**Given records**
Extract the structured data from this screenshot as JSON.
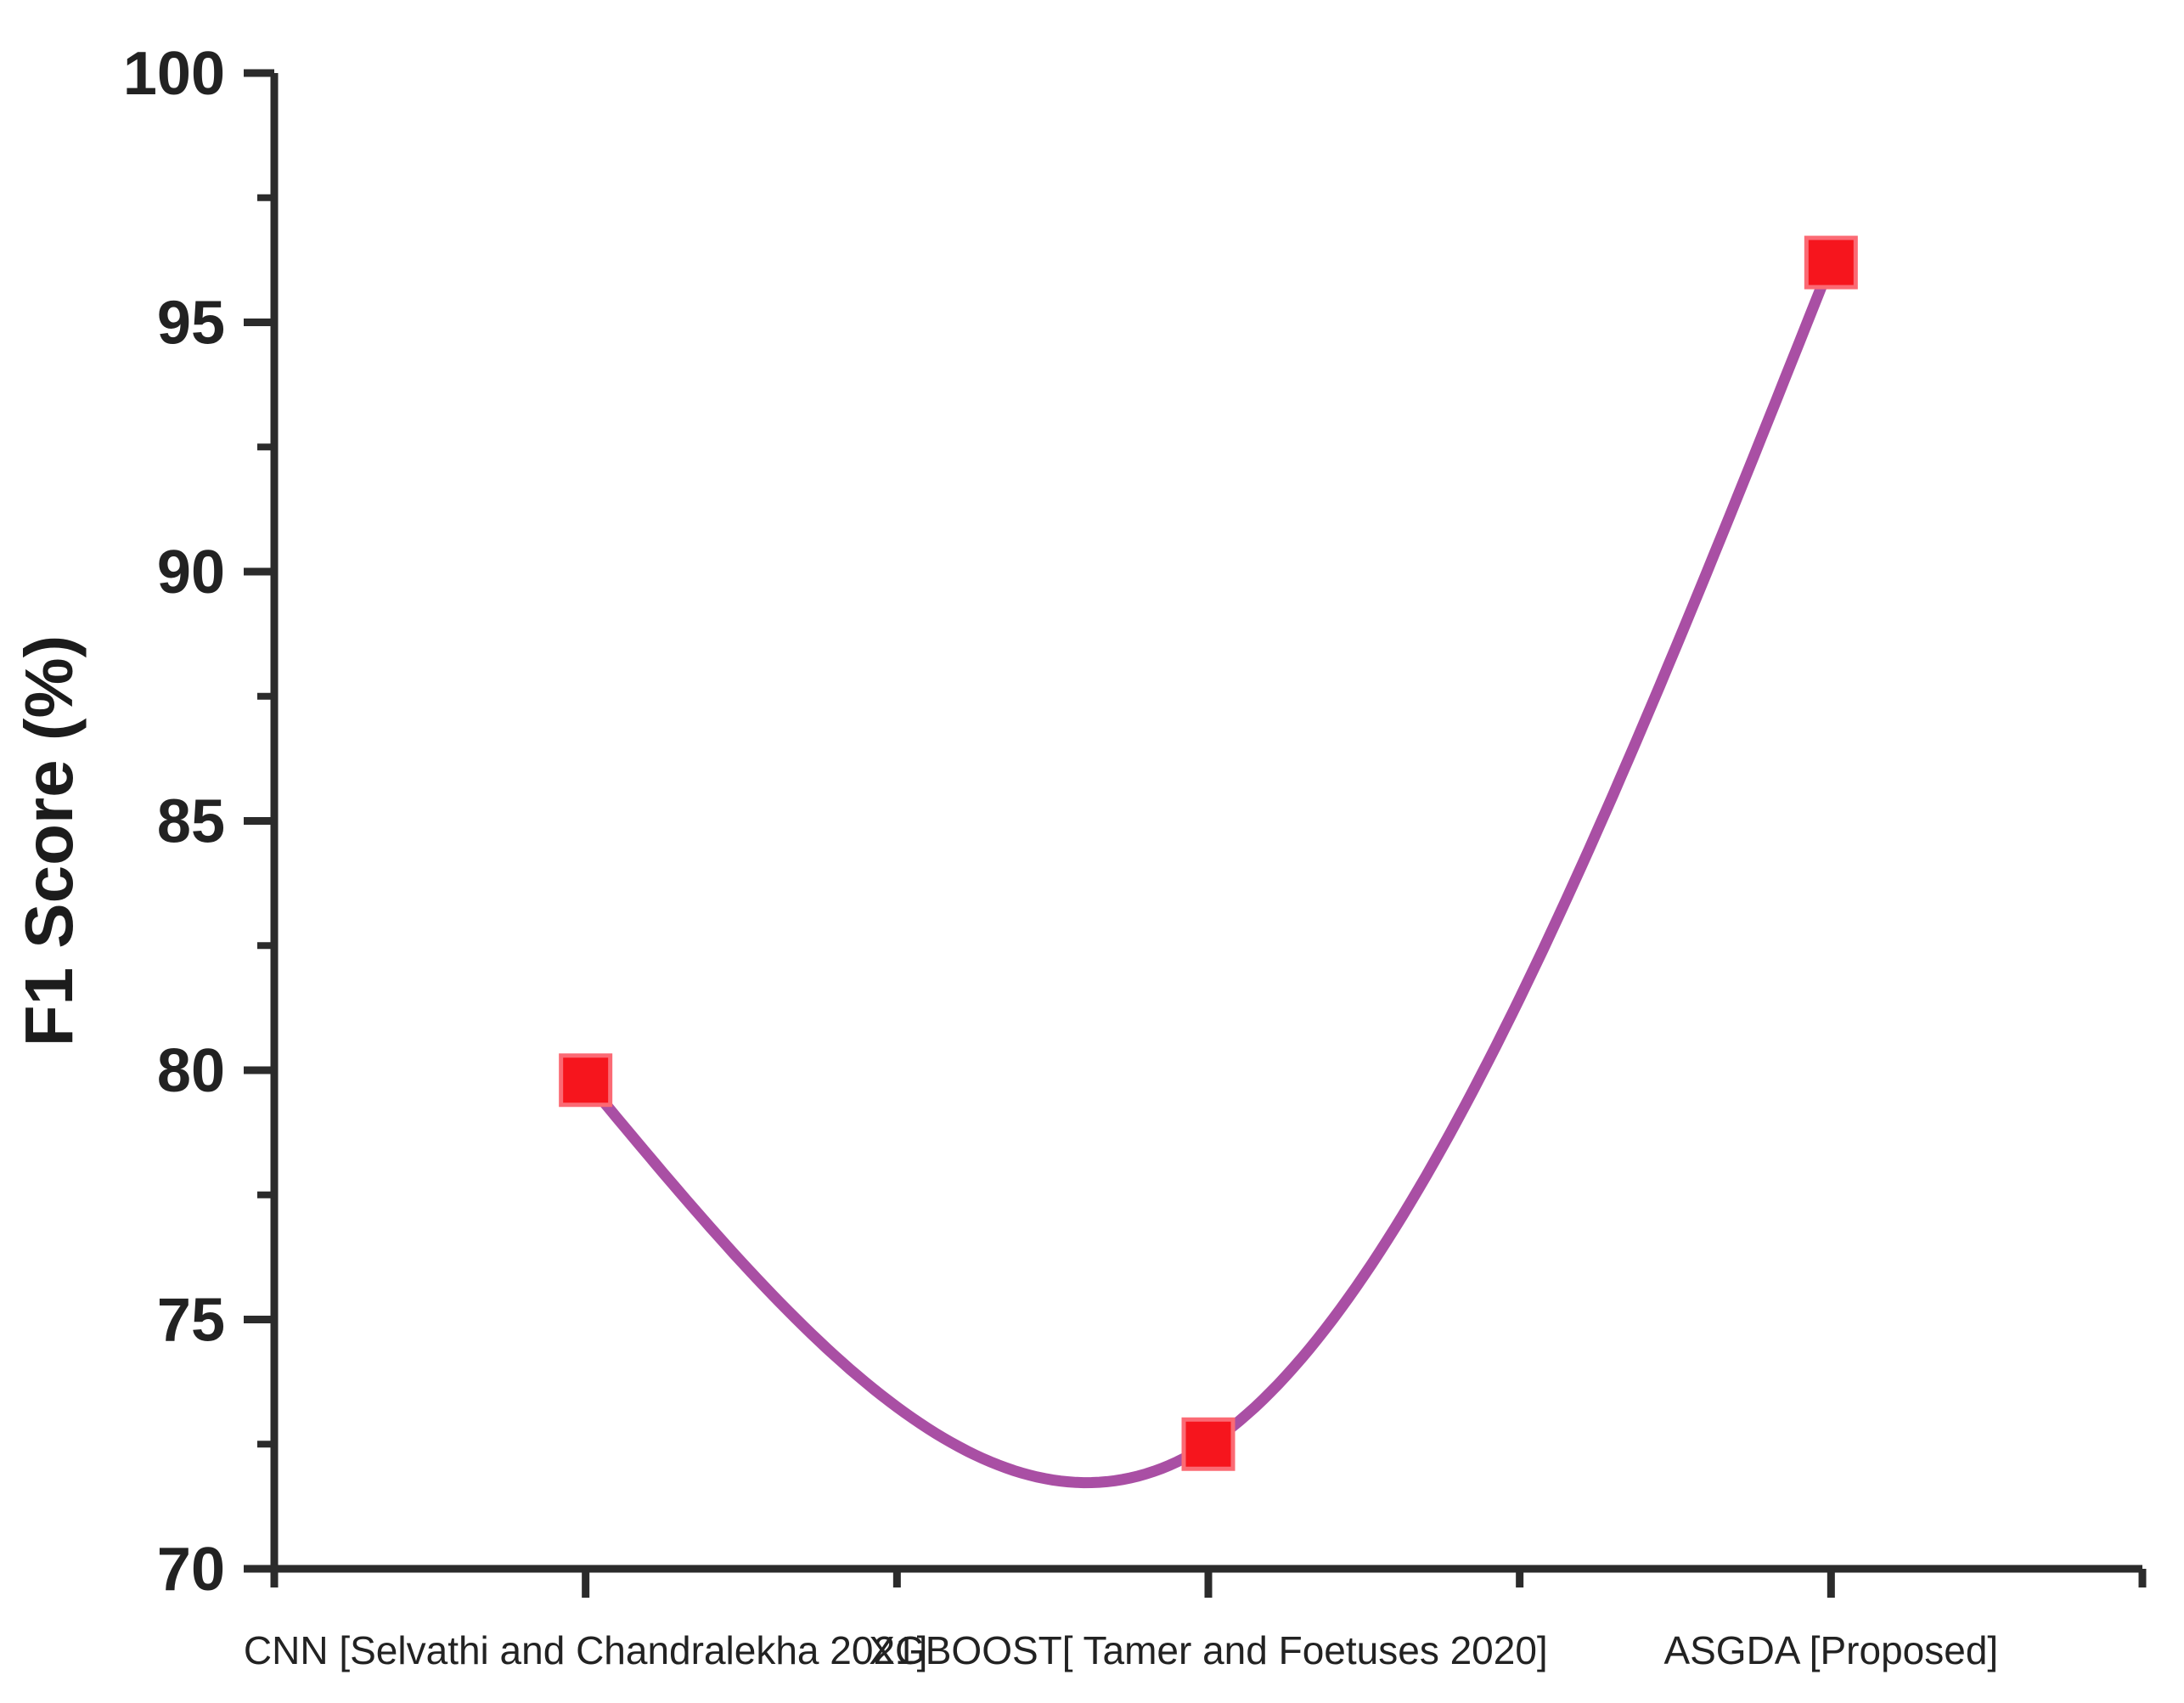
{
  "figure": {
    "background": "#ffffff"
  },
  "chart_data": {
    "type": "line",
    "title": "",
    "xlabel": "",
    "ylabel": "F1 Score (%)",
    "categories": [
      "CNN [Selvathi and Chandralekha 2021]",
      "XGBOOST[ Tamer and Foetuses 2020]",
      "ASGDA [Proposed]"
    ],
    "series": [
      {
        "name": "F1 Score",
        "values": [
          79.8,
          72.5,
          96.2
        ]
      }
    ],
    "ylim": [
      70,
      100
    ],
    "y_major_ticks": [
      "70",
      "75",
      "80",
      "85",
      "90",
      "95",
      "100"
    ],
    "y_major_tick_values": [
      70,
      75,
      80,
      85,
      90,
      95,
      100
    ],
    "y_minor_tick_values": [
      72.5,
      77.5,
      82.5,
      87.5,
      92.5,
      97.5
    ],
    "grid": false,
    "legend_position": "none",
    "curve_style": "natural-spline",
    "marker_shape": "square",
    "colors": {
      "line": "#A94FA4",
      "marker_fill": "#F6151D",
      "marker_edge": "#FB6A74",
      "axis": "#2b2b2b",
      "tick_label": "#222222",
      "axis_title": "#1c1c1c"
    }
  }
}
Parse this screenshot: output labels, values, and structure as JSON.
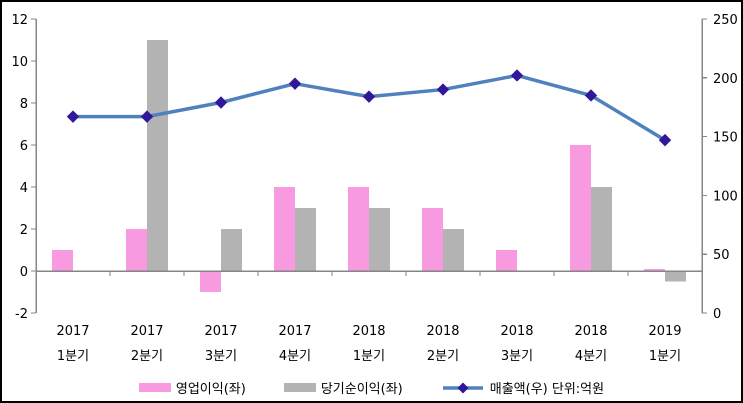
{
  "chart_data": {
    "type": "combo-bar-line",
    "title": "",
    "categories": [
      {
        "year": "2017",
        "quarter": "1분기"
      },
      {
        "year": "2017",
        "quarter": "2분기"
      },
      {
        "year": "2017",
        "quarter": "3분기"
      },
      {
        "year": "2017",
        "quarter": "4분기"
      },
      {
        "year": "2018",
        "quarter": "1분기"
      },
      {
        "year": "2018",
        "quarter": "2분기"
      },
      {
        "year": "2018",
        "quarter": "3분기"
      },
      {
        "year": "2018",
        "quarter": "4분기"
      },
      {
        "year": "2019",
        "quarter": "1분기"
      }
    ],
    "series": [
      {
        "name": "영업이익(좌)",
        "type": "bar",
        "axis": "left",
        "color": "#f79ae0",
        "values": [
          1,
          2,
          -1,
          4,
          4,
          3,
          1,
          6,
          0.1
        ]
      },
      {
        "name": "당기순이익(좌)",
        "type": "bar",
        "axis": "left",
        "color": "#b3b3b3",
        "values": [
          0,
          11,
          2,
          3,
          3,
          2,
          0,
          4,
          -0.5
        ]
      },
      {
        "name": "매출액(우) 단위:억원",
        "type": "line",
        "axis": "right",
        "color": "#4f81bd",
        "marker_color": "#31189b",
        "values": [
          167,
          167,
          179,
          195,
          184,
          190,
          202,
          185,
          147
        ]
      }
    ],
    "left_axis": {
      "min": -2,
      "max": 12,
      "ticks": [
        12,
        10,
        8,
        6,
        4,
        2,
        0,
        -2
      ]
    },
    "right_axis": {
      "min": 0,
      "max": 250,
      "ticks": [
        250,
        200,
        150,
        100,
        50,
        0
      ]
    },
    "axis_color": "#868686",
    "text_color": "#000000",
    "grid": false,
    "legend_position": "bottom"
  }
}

**The problem**
Please transcribe the material above exactly as written. Leave the pictures out.

**Final answer**
Extract the structured data from this screenshot as JSON.
{
  "figure": {
    "background": "#ffffff"
  },
  "chart_data": {
    "type": "line",
    "title": "",
    "xlabel": "",
    "ylabel": "F1 Score (%)",
    "categories": [
      "CNN [Selvathi and Chandralekha 2021]",
      "XGBOOST[ Tamer and Foetuses 2020]",
      "ASGDA [Proposed]"
    ],
    "series": [
      {
        "name": "F1 Score",
        "values": [
          79.8,
          72.5,
          96.2
        ]
      }
    ],
    "ylim": [
      70,
      100
    ],
    "y_major_ticks": [
      "70",
      "75",
      "80",
      "85",
      "90",
      "95",
      "100"
    ],
    "y_major_tick_values": [
      70,
      75,
      80,
      85,
      90,
      95,
      100
    ],
    "y_minor_tick_values": [
      72.5,
      77.5,
      82.5,
      87.5,
      92.5,
      97.5
    ],
    "grid": false,
    "legend_position": "none",
    "curve_style": "natural-spline",
    "marker_shape": "square",
    "colors": {
      "line": "#A94FA4",
      "marker_fill": "#F6151D",
      "marker_edge": "#FB6A74",
      "axis": "#2b2b2b",
      "tick_label": "#222222",
      "axis_title": "#1c1c1c"
    }
  }
}
Parse this screenshot: output labels, values, and structure as JSON.
{
  "chart_data": {
    "type": "combo-bar-line",
    "title": "",
    "categories": [
      {
        "year": "2017",
        "quarter": "1분기"
      },
      {
        "year": "2017",
        "quarter": "2분기"
      },
      {
        "year": "2017",
        "quarter": "3분기"
      },
      {
        "year": "2017",
        "quarter": "4분기"
      },
      {
        "year": "2018",
        "quarter": "1분기"
      },
      {
        "year": "2018",
        "quarter": "2분기"
      },
      {
        "year": "2018",
        "quarter": "3분기"
      },
      {
        "year": "2018",
        "quarter": "4분기"
      },
      {
        "year": "2019",
        "quarter": "1분기"
      }
    ],
    "series": [
      {
        "name": "영업이익(좌)",
        "type": "bar",
        "axis": "left",
        "color": "#f79ae0",
        "values": [
          1,
          2,
          -1,
          4,
          4,
          3,
          1,
          6,
          0.1
        ]
      },
      {
        "name": "당기순이익(좌)",
        "type": "bar",
        "axis": "left",
        "color": "#b3b3b3",
        "values": [
          0,
          11,
          2,
          3,
          3,
          2,
          0,
          4,
          -0.5
        ]
      },
      {
        "name": "매출액(우) 단위:억원",
        "type": "line",
        "axis": "right",
        "color": "#4f81bd",
        "marker_color": "#31189b",
        "values": [
          167,
          167,
          179,
          195,
          184,
          190,
          202,
          185,
          147
        ]
      }
    ],
    "left_axis": {
      "min": -2,
      "max": 12,
      "ticks": [
        12,
        10,
        8,
        6,
        4,
        2,
        0,
        -2
      ]
    },
    "right_axis": {
      "min": 0,
      "max": 250,
      "ticks": [
        250,
        200,
        150,
        100,
        50,
        0
      ]
    },
    "axis_color": "#868686",
    "text_color": "#000000",
    "grid": false,
    "legend_position": "bottom"
  }
}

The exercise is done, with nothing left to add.